What to produce: From the entries below, report how many lines contain the string "Коммуны". Give only that number.

Material for this exercise:
>> Begin
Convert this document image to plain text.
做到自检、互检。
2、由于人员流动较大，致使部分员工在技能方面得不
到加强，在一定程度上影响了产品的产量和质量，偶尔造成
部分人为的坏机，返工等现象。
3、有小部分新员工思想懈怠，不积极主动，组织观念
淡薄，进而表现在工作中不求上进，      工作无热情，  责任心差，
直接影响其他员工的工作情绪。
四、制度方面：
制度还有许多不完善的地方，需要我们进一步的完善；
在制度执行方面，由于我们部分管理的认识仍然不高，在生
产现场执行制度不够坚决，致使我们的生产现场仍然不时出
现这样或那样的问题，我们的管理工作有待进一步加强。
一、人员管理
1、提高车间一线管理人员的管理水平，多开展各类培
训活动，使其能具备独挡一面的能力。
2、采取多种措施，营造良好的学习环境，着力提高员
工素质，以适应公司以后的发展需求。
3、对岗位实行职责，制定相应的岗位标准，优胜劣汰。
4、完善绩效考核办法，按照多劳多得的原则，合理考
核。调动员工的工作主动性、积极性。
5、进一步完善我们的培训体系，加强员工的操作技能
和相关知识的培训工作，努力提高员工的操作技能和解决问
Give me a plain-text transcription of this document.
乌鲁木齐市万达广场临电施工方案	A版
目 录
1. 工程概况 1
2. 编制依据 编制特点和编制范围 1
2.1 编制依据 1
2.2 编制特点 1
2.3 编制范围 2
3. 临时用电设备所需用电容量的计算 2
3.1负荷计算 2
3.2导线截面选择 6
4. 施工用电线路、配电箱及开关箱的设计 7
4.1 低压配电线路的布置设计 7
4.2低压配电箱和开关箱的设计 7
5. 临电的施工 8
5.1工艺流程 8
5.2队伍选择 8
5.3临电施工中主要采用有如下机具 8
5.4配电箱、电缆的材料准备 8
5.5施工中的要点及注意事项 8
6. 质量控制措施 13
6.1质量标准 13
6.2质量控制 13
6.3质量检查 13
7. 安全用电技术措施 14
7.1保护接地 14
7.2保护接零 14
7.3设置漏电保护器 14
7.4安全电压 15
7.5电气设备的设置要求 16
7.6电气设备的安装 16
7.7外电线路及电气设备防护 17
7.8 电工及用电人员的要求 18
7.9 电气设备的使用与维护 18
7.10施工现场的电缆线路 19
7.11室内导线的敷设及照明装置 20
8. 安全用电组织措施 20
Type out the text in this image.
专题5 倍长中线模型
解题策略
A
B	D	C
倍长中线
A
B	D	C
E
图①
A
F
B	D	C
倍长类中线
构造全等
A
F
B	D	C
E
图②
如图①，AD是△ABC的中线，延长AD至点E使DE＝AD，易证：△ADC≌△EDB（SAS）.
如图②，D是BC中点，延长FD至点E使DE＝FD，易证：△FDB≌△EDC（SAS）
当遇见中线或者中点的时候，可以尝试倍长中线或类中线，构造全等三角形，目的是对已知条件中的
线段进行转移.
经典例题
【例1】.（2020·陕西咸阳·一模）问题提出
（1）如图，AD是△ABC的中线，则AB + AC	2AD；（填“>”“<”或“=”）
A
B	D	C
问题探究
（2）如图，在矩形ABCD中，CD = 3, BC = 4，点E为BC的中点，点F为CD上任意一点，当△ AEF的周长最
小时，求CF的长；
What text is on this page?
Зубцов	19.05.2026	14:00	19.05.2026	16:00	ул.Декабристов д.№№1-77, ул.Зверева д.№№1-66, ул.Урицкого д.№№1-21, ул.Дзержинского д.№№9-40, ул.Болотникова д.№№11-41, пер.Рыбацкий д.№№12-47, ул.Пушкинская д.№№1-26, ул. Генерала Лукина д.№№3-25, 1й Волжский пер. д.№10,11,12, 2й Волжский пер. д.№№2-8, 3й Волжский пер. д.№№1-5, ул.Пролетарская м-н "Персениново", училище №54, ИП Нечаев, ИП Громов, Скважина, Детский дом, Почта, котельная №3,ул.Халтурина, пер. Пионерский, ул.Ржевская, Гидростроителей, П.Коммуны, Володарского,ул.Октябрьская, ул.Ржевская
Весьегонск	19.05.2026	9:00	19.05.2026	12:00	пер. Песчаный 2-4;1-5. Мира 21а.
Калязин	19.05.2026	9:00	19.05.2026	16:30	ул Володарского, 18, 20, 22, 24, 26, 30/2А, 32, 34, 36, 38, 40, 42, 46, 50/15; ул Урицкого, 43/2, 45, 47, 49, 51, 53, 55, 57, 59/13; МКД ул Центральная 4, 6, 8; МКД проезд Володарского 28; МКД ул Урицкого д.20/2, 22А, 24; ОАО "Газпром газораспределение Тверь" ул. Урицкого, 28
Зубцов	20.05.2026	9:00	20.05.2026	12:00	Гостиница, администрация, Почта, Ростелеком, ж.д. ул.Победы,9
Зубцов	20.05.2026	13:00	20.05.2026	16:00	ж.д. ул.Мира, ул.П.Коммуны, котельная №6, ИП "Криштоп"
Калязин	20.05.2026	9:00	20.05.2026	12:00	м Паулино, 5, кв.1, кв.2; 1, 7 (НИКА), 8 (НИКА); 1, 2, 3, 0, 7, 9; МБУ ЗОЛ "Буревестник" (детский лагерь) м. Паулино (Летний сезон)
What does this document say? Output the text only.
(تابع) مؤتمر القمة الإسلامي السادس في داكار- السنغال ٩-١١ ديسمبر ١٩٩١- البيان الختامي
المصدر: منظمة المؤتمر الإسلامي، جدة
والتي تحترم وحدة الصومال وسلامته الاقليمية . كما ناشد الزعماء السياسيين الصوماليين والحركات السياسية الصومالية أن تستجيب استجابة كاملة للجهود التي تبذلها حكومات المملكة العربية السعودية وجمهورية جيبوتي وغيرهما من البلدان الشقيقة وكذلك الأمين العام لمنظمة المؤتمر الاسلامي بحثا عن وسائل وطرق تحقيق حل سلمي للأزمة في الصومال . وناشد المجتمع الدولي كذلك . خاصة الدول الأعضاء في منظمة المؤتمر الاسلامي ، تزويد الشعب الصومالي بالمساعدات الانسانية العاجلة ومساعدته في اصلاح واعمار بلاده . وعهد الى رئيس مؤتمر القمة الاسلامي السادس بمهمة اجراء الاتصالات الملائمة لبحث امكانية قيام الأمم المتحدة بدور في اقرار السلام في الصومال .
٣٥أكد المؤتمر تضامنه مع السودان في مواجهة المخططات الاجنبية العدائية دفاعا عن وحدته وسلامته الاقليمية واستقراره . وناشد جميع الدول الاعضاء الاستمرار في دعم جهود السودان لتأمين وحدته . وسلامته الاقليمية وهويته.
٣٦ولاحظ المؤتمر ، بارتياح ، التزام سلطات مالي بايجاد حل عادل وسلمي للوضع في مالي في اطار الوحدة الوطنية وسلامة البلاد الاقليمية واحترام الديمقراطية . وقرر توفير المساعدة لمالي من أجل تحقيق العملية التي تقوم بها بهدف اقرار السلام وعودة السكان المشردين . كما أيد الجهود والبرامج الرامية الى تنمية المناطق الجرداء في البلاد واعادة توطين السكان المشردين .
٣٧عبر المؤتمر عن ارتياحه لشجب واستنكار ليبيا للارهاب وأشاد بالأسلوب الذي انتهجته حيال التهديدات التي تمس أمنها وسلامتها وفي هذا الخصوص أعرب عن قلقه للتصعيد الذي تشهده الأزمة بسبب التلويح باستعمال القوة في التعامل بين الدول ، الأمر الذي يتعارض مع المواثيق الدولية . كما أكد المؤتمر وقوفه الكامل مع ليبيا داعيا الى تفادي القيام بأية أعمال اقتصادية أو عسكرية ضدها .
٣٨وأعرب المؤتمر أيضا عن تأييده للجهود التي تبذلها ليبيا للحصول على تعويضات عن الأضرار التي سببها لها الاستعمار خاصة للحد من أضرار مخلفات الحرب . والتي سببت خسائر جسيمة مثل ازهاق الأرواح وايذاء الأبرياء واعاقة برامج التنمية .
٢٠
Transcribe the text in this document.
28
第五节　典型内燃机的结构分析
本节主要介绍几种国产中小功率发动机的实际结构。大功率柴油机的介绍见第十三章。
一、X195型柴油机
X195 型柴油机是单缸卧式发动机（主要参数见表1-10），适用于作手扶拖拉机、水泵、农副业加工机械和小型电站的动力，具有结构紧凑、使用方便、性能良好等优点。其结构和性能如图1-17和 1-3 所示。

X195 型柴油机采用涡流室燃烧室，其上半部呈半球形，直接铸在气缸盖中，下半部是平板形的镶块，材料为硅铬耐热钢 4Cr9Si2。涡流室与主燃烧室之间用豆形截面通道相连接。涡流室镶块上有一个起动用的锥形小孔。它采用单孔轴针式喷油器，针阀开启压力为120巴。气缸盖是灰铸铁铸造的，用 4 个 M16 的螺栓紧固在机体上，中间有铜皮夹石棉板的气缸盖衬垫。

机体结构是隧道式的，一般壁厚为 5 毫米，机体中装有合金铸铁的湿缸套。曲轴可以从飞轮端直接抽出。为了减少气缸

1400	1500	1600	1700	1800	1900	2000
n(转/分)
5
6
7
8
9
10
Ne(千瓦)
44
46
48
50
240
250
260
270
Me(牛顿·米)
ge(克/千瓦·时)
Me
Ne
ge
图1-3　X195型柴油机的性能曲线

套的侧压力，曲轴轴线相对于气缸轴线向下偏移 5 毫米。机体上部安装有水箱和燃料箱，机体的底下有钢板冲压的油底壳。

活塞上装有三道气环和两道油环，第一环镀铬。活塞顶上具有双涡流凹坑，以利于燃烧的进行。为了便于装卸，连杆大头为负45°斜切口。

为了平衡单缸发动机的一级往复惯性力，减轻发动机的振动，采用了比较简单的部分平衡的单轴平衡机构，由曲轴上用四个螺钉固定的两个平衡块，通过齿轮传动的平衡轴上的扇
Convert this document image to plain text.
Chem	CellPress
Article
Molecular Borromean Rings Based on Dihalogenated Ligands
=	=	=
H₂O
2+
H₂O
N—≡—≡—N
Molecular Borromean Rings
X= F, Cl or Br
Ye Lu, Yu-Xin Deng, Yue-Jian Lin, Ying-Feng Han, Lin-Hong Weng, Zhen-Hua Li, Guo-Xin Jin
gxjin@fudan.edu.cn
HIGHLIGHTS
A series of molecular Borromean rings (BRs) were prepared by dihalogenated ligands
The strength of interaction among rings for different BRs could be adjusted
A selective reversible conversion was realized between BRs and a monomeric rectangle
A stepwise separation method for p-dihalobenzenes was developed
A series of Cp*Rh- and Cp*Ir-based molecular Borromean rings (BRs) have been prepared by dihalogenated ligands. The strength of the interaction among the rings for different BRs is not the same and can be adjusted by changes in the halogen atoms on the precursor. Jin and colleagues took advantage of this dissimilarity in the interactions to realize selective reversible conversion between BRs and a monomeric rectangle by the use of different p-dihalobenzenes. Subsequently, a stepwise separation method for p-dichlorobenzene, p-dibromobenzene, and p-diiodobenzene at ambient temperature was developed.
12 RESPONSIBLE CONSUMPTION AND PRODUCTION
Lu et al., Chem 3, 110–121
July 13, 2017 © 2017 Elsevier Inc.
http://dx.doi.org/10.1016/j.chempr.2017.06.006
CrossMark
>> End
Final answer: 2